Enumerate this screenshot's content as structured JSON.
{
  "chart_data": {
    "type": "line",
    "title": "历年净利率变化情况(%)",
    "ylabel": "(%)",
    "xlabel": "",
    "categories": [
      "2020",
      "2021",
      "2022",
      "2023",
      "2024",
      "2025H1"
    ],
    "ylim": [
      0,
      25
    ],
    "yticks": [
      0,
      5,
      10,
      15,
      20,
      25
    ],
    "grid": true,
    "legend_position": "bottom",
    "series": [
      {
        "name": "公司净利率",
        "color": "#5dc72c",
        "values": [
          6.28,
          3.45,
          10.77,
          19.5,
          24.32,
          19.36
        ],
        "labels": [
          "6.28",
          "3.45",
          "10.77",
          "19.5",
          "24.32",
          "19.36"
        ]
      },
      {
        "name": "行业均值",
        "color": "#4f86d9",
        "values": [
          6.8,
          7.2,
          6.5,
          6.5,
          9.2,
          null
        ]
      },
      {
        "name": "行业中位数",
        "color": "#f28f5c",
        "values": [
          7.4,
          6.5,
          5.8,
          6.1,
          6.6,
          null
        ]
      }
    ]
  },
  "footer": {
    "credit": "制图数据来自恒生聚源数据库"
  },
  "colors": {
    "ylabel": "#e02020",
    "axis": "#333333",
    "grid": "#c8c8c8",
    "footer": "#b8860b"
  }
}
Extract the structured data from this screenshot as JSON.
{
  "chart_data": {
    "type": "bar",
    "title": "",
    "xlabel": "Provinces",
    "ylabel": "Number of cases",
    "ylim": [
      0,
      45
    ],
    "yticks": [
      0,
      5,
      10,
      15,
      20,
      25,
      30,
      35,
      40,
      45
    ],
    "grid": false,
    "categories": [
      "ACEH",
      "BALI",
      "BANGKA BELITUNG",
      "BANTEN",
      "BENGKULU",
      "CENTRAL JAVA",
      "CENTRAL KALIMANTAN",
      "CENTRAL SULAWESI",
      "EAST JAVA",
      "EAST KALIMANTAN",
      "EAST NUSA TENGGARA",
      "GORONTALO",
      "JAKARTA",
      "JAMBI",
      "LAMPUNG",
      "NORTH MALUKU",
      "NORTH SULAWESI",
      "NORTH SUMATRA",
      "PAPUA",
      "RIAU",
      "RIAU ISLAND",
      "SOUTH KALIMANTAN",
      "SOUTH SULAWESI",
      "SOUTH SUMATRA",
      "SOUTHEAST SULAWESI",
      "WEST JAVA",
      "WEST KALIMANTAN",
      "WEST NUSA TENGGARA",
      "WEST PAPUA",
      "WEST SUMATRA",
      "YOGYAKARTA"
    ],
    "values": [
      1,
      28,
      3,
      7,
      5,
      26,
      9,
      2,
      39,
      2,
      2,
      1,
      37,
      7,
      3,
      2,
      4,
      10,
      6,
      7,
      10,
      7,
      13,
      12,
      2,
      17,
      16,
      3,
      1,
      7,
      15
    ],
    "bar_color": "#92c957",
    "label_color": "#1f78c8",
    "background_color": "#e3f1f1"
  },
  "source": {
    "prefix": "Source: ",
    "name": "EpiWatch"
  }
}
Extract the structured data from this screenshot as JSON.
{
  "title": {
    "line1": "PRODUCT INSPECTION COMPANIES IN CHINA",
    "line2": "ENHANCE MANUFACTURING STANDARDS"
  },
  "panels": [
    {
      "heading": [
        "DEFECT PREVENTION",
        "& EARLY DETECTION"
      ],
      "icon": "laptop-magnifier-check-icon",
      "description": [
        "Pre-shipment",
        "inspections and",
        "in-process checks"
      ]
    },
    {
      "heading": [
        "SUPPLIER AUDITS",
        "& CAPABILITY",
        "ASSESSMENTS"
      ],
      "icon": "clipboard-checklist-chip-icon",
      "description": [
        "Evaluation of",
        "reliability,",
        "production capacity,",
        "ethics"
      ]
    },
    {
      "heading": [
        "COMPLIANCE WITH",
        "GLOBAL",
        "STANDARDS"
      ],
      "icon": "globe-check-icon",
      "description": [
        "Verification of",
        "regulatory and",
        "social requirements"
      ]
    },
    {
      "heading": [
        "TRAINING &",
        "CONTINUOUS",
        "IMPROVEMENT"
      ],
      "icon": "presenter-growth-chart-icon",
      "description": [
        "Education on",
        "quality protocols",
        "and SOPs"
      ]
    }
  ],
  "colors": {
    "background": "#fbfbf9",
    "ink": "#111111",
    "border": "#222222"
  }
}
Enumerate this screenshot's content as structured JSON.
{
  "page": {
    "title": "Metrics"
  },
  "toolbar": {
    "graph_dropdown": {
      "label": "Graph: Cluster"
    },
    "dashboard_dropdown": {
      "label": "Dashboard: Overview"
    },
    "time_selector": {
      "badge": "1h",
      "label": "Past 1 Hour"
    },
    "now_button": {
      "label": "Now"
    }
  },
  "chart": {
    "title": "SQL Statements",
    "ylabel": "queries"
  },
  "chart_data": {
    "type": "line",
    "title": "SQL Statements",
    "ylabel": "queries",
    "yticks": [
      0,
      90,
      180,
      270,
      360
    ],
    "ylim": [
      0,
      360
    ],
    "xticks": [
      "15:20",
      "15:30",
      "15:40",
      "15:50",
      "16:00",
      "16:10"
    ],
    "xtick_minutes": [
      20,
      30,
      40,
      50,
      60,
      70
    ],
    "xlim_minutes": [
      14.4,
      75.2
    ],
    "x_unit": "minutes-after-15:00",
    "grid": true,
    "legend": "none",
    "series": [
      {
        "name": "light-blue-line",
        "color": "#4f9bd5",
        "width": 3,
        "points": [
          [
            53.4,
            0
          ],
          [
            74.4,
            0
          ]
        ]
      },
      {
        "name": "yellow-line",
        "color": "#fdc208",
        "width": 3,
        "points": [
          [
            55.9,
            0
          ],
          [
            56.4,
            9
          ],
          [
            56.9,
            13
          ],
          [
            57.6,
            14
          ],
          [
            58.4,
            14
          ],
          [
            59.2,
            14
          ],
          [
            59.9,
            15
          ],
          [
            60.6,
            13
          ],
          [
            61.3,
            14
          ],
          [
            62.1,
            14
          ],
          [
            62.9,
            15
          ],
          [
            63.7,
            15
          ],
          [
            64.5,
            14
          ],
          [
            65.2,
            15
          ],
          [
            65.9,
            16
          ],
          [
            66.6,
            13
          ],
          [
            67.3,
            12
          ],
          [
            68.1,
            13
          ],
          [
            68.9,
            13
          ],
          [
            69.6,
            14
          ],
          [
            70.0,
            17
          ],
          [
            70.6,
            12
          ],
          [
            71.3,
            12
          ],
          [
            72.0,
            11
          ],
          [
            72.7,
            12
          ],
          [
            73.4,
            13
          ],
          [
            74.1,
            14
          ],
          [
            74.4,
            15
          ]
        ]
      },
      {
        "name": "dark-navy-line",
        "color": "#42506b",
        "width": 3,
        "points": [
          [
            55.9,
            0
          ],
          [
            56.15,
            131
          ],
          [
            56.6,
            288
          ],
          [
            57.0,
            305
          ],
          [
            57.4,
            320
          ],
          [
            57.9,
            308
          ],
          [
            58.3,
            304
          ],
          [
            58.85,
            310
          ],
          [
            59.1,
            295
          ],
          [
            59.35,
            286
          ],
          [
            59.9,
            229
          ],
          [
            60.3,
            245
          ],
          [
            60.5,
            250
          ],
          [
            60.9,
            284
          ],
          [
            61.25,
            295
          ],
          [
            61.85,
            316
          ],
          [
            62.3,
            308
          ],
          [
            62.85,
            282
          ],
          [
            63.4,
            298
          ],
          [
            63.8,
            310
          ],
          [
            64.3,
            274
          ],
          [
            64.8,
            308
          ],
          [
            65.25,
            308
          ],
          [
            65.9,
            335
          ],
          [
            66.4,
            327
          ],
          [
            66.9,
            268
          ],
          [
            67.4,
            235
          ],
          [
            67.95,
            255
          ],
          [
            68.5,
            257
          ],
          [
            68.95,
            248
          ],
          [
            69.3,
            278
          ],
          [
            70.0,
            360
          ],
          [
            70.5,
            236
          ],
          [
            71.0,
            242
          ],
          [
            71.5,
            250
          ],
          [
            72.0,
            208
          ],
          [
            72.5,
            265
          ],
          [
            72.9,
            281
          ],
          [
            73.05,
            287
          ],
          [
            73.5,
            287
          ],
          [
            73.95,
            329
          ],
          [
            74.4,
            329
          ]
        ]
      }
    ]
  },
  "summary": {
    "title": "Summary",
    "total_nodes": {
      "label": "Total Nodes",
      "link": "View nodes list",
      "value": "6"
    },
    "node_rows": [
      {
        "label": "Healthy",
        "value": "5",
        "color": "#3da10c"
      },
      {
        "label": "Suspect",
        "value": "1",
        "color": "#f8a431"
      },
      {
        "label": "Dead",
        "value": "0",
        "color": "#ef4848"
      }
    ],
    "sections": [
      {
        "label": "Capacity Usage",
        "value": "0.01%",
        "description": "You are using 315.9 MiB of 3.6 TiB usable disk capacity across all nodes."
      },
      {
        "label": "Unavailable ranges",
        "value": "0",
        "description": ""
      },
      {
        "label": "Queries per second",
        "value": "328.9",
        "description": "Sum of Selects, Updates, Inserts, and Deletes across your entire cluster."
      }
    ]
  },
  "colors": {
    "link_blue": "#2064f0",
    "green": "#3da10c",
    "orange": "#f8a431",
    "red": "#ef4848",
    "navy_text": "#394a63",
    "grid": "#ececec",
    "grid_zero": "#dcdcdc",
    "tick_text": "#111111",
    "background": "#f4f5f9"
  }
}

• • • • • • •

**GOAL**
Pull every line containing "STANDARDS" out of the data above.

**EXERCISE OUTPUT**
    "line2": "ENHANCE MANUFACTURING STANDARDS"
        "STANDARDS"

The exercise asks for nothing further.